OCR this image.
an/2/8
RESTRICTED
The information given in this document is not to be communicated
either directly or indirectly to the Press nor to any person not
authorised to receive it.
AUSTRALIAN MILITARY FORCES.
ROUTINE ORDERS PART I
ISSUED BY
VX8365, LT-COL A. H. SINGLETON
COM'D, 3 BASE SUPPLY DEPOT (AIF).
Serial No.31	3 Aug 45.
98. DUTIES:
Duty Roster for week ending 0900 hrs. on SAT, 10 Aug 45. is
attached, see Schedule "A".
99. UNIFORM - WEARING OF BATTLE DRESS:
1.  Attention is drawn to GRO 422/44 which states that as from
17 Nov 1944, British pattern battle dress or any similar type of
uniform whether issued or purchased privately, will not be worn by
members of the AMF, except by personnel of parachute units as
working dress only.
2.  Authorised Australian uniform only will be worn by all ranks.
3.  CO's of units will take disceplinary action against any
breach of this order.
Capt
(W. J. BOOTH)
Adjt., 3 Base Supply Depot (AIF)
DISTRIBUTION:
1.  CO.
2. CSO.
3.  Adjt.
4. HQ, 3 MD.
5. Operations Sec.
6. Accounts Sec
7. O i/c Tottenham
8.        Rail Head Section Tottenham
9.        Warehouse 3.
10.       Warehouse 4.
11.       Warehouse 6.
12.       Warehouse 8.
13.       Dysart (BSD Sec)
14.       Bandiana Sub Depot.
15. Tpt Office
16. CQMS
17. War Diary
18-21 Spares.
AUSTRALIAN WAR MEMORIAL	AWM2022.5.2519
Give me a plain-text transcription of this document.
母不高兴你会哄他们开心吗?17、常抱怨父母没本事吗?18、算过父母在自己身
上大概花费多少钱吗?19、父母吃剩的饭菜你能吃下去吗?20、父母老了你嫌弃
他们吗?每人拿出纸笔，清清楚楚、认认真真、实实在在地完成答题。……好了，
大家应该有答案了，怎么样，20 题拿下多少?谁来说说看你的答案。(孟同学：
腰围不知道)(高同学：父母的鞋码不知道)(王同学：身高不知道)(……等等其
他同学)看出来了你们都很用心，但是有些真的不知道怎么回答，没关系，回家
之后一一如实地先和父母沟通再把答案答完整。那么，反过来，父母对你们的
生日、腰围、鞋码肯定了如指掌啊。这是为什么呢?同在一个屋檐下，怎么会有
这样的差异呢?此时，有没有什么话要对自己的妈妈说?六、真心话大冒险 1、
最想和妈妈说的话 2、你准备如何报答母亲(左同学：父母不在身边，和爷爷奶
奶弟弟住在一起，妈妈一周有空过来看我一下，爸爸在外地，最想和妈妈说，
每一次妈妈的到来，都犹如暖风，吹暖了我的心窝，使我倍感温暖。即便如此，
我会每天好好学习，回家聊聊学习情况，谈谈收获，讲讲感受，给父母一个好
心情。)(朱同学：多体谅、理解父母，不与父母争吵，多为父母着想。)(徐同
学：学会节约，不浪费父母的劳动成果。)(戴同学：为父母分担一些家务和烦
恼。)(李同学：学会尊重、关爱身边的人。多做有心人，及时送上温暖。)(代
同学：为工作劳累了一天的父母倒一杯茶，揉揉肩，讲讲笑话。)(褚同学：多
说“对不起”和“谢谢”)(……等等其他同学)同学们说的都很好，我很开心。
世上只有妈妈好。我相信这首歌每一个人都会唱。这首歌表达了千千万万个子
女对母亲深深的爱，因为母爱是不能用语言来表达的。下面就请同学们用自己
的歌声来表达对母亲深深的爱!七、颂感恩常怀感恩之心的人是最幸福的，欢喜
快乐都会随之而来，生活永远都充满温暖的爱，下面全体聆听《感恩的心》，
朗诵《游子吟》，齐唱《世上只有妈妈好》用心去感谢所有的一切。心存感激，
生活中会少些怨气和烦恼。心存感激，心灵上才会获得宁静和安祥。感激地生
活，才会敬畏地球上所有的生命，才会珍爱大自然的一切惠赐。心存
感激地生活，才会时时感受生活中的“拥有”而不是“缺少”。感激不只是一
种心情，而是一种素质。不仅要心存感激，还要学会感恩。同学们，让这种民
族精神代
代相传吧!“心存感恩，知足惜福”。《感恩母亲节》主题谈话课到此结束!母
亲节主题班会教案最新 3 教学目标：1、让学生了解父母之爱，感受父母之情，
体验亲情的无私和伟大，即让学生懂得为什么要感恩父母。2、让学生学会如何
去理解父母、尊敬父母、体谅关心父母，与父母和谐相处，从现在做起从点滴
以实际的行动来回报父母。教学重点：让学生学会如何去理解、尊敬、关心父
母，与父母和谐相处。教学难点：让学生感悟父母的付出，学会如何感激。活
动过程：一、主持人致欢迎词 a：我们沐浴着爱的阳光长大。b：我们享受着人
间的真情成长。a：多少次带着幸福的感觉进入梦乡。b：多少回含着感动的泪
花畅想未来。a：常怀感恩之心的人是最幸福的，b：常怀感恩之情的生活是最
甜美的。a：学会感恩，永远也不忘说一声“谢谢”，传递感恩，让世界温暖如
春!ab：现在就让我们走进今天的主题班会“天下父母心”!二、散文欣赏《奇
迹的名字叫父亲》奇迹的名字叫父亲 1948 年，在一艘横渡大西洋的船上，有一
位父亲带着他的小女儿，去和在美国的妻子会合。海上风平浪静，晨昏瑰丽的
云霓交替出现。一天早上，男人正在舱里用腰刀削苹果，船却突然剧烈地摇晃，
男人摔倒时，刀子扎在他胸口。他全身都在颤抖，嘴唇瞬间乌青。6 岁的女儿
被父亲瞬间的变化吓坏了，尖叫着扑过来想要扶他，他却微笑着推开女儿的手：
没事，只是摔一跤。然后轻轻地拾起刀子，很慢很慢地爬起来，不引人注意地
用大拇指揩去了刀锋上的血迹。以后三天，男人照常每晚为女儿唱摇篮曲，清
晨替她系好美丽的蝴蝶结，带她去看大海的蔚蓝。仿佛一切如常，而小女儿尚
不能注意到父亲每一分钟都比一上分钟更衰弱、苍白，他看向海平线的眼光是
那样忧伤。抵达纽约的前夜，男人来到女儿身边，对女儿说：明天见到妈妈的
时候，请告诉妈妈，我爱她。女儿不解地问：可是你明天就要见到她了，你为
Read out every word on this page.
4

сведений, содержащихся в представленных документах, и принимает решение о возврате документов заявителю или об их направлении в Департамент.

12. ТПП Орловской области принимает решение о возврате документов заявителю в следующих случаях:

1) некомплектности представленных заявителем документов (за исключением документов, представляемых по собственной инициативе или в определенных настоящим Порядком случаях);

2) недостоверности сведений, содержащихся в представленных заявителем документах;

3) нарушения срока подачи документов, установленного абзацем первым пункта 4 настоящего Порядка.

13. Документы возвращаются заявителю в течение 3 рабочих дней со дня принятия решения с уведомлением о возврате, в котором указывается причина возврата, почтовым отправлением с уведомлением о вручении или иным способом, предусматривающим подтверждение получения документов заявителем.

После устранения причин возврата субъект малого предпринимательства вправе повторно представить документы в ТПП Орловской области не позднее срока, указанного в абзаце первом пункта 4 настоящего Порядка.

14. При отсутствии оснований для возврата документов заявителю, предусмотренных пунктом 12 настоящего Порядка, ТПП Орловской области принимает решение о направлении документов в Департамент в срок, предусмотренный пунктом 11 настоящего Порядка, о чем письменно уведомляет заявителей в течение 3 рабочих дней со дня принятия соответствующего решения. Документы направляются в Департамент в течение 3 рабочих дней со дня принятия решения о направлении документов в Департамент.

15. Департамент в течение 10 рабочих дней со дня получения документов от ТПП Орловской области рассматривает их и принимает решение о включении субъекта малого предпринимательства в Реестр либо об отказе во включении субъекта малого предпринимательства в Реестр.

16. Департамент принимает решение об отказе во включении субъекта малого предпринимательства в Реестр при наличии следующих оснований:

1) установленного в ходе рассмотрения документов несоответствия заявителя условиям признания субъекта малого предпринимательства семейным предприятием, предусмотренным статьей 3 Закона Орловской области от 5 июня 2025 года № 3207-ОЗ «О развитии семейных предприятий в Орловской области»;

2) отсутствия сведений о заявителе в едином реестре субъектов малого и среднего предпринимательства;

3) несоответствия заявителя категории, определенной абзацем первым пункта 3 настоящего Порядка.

+--

REQUEST » Read through the lines above and collect those that contain the string "содержащихся".

WRITTEN ANSWER »
сведений, содержащихся в представленных документах, и принимает решение о возврате документов заявителю или об их направлении в Департамент.
2) недостоверности сведений, содержащихся в представленных заявителем документах;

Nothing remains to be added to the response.